Render every entry exactly as it appears.

[Provided information]
━━━━━━━━
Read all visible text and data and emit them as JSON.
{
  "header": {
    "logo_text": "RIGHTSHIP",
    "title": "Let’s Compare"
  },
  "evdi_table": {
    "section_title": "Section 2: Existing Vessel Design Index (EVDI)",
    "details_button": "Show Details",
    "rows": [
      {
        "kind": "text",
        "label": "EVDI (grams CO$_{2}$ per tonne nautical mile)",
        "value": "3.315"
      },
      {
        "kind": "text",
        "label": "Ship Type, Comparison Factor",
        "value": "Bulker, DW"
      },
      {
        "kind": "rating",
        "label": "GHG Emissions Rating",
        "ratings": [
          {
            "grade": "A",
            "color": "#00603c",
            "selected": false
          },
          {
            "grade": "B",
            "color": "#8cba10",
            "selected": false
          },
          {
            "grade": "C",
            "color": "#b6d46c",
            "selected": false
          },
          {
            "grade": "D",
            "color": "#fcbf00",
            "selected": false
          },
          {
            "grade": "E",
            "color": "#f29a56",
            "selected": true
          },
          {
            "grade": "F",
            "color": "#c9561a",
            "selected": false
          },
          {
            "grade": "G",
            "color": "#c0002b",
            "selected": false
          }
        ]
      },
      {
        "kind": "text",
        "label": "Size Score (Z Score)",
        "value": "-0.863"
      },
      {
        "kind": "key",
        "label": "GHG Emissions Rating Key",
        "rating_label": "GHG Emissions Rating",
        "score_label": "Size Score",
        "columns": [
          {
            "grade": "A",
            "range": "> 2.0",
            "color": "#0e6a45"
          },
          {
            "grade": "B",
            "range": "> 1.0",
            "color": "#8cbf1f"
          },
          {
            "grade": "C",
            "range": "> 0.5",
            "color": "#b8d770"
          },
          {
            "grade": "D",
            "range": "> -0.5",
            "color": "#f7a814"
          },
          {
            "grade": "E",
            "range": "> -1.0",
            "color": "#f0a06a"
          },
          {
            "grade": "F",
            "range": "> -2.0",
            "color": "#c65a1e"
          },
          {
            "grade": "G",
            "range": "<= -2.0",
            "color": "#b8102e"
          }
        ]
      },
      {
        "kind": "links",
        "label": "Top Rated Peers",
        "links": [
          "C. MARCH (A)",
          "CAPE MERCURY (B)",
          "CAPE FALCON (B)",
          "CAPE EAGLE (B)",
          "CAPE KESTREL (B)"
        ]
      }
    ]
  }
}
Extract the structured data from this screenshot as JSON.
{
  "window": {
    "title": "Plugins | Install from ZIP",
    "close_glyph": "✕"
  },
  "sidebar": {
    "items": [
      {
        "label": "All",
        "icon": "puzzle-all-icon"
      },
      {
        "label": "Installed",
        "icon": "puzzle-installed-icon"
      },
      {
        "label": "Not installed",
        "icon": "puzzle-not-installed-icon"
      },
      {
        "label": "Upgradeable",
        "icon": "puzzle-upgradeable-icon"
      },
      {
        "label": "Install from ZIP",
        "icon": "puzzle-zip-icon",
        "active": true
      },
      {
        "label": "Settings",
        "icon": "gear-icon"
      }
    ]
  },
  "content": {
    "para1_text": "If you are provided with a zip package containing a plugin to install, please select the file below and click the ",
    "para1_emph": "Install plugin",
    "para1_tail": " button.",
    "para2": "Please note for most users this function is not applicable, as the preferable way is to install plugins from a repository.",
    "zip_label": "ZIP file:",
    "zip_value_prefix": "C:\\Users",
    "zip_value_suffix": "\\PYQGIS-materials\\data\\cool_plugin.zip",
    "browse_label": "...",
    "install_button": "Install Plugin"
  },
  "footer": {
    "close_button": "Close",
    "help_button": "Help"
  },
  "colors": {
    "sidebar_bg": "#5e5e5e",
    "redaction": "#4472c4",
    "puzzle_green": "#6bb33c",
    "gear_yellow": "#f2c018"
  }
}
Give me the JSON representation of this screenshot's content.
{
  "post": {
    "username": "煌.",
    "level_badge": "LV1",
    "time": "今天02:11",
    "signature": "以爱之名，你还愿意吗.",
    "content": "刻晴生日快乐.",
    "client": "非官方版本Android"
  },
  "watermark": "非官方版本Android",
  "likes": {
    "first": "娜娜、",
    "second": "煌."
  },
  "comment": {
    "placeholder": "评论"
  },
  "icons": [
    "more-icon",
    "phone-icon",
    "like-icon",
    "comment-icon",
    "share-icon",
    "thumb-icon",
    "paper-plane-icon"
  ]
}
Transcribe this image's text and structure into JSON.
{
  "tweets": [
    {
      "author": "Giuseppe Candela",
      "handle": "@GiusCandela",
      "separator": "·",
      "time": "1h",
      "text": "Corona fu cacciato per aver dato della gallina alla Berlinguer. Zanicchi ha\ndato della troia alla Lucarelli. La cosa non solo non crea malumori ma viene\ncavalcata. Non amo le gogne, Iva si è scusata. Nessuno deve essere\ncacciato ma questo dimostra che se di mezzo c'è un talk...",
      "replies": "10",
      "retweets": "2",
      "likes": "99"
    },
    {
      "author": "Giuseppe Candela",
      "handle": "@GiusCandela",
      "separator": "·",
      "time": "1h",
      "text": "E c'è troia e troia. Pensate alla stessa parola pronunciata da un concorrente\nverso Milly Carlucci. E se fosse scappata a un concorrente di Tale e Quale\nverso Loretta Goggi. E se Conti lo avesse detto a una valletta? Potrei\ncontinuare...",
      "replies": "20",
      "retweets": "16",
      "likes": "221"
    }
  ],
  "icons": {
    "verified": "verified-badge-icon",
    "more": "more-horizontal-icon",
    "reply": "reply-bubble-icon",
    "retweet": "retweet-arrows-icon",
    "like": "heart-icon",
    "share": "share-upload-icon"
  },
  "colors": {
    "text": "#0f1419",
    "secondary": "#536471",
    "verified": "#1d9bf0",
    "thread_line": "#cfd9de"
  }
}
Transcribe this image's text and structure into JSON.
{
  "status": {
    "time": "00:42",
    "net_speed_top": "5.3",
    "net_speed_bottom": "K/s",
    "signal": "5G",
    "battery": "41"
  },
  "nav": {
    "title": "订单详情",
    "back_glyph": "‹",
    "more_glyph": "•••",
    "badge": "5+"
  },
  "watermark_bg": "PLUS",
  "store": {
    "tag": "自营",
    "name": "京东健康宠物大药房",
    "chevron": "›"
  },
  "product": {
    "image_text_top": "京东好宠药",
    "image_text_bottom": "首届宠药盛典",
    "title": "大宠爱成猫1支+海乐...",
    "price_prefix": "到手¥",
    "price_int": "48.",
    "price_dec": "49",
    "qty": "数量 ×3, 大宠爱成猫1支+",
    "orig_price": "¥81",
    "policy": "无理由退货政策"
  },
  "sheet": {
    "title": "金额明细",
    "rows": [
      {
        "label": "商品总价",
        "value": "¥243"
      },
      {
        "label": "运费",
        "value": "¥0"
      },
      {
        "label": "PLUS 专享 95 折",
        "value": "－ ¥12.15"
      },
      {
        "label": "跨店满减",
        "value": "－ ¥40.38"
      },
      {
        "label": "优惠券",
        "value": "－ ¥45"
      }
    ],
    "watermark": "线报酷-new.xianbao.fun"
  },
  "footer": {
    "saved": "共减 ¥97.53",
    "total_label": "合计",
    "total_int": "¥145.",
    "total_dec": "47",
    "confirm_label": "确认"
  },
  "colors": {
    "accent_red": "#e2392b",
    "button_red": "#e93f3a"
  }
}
━━━━━━━━
[Output of the task]
Read all visible text and data and emit them as JSON.
{
  "header": {
    "logo_text": "RIGHTSHIP",
    "title": "Let’s Compare"
  },
  "evdi_table": {
    "section_title": "Section 2: Existing Vessel Design Index (EVDI)",
    "details_button": "Show Details",
    "rows": [
      {
        "kind": "text",
        "label": "EVDI (grams CO$_{2}$ per tonne nautical mile)",
        "value": "3.315"
      },
      {
        "kind": "text",
        "label": "Ship Type, Comparison Factor",
        "value": "Bulker, DW"
      },
      {
        "kind": "rating",
        "label": "GHG Emissions Rating",
        "ratings": [
          {
            "grade": "A",
            "color": "#00603c",
            "selected": false
          },
          {
            "grade": "B",
            "color": "#8cba10",
            "selected": false
          },
          {
            "grade": "C",
            "color": "#b6d46c",
            "selected": false
          },
          {
            "grade": "D",
            "color": "#fcbf00",
            "selected": false
          },
          {
            "grade": "E",
            "color": "#f29a56",
            "selected": true
          },
          {
            "grade": "F",
            "color": "#c9561a",
            "selected": false
          },
          {
            "grade": "G",
            "color": "#c0002b",
            "selected": false
          }
        ]
      },
      {
        "kind": "text",
        "label": "Size Score (Z Score)",
        "value": "-0.863"
      },
      {
        "kind": "key",
        "label": "GHG Emissions Rating Key",
        "rating_label": "GHG Emissions Rating",
        "score_label": "Size Score",
        "columns": [
          {
            "grade": "A",
            "range": "> 2.0",
            "color": "#0e6a45"
          },
          {
            "grade": "B",
            "range": "> 1.0",
            "color": "#8cbf1f"
          },
          {
            "grade": "C",
            "range": "> 0.5",
            "color": "#b8d770"
          },
          {
            "grade": "D",
            "range": "> -0.5",
            "color": "#f7a814"
          },
          {
            "grade": "E",
            "range": "> -1.0",
            "color": "#f0a06a"
          },
          {
            "grade": "F",
            "range": "> -2.0",
            "color": "#c65a1e"
          },
          {
            "grade": "G",
            "range": "<= -2.0",
            "color": "#b8102e"
          }
        ]
      },
      {
        "kind": "links",
        "label": "Top Rated Peers",
        "links": [
          "C. MARCH (A)",
          "CAPE MERCURY (B)",
          "CAPE FALCON (B)",
          "CAPE EAGLE (B)",
          "CAPE KESTREL (B)"
        ]
      }
    ]
  }
}
Extract the structured data from this screenshot as JSON.
{
  "window": {
    "title": "Plugins | Install from ZIP",
    "close_glyph": "✕"
  },
  "sidebar": {
    "items": [
      {
        "label": "All",
        "icon": "puzzle-all-icon"
      },
      {
        "label": "Installed",
        "icon": "puzzle-installed-icon"
      },
      {
        "label": "Not installed",
        "icon": "puzzle-not-installed-icon"
      },
      {
        "label": "Upgradeable",
        "icon": "puzzle-upgradeable-icon"
      },
      {
        "label": "Install from ZIP",
        "icon": "puzzle-zip-icon",
        "active": true
      },
      {
        "label": "Settings",
        "icon": "gear-icon"
      }
    ]
  },
  "content": {
    "para1_text": "If you are provided with a zip package containing a plugin to install, please select the file below and click the ",
    "para1_emph": "Install plugin",
    "para1_tail": " button.",
    "para2": "Please note for most users this function is not applicable, as the preferable way is to install plugins from a repository.",
    "zip_label": "ZIP file:",
    "zip_value_prefix": "C:\\Users",
    "zip_value_suffix": "\\PYQGIS-materials\\data\\cool_plugin.zip",
    "browse_label": "...",
    "install_button": "Install Plugin"
  },
  "footer": {
    "close_button": "Close",
    "help_button": "Help"
  },
  "colors": {
    "sidebar_bg": "#5e5e5e",
    "redaction": "#4472c4",
    "puzzle_green": "#6bb33c",
    "gear_yellow": "#f2c018"
  }
}
Give me the JSON representation of this screenshot's content.
{
  "post": {
    "username": "煌.",
    "level_badge": "LV1",
    "time": "今天02:11",
    "signature": "以爱之名，你还愿意吗.",
    "content": "刻晴生日快乐.",
    "client": "非官方版本Android"
  },
  "watermark": "非官方版本Android",
  "likes": {
    "first": "娜娜、",
    "second": "煌."
  },
  "comment": {
    "placeholder": "评论"
  },
  "icons": [
    "more-icon",
    "phone-icon",
    "like-icon",
    "comment-icon",
    "share-icon",
    "thumb-icon",
    "paper-plane-icon"
  ]
}
Transcribe this image's text and structure into JSON.
{
  "tweets": [
    {
      "author": "Giuseppe Candela",
      "handle": "@GiusCandela",
      "separator": "·",
      "time": "1h",
      "text": "Corona fu cacciato per aver dato della gallina alla Berlinguer. Zanicchi ha\ndato della troia alla Lucarelli. La cosa non solo non crea malumori ma viene\ncavalcata. Non amo le gogne, Iva si è scusata. Nessuno deve essere\ncacciato ma questo dimostra che se di mezzo c'è un talk...",
      "replies": "10",
      "retweets": "2",
      "likes": "99"
    },
    {
      "author": "Giuseppe Candela",
      "handle": "@GiusCandela",
      "separator": "·",
      "time": "1h",
      "text": "E c'è troia e troia. Pensate alla stessa parola pronunciata da un concorrente\nverso Milly Carlucci. E se fosse scappata a un concorrente di Tale e Quale\nverso Loretta Goggi. E se Conti lo avesse detto a una valletta? Potrei\ncontinuare...",
      "replies": "20",
      "retweets": "16",
      "likes": "221"
    }
  ],
  "icons": {
    "verified": "verified-badge-icon",
    "more": "more-horizontal-icon",
    "reply": "reply-bubble-icon",
    "retweet": "retweet-arrows-icon",
    "like": "heart-icon",
    "share": "share-upload-icon"
  },
  "colors": {
    "text": "#0f1419",
    "secondary": "#536471",
    "verified": "#1d9bf0",
    "thread_line": "#cfd9de"
  }
}
Transcribe this image's text and structure into JSON.
{
  "status": {
    "time": "00:42",
    "net_speed_top": "5.3",
    "net_speed_bottom": "K/s",
    "signal": "5G",
    "battery": "41"
  },
  "nav": {
    "title": "订单详情",
    "back_glyph": "‹",
    "more_glyph": "•••",
    "badge": "5+"
  },
  "watermark_bg": "PLUS",
  "store": {
    "tag": "自营",
    "name": "京东健康宠物大药房",
    "chevron": "›"
  },
  "product": {
    "image_text_top": "京东好宠药",
    "image_text_bottom": "首届宠药盛典",
    "title": "大宠爱成猫1支+海乐...",
    "price_prefix": "到手¥",
    "price_int": "48.",
    "price_dec": "49",
    "qty": "数量 ×3, 大宠爱成猫1支+",
    "orig_price": "¥81",
    "policy": "无理由退货政策"
  },
  "sheet": {
    "title": "金额明细",
    "rows": [
      {
        "label": "商品总价",
        "value": "¥243"
      },
      {
        "label": "运费",
        "value": "¥0"
      },
      {
        "label": "PLUS 专享 95 折",
        "value": "－ ¥12.15"
      },
      {
        "label": "跨店满减",
        "value": "－ ¥40.38"
      },
      {
        "label": "优惠券",
        "value": "－ ¥45"
      }
    ],
    "watermark": "线报酷-new.xianbao.fun"
  },
  "footer": {
    "saved": "共减 ¥97.53",
    "total_label": "合计",
    "total_int": "¥145.",
    "total_dec": "47",
    "confirm_label": "确认"
  },
  "colors": {
    "accent_red": "#e2392b",
    "button_red": "#e93f3a"
  }
}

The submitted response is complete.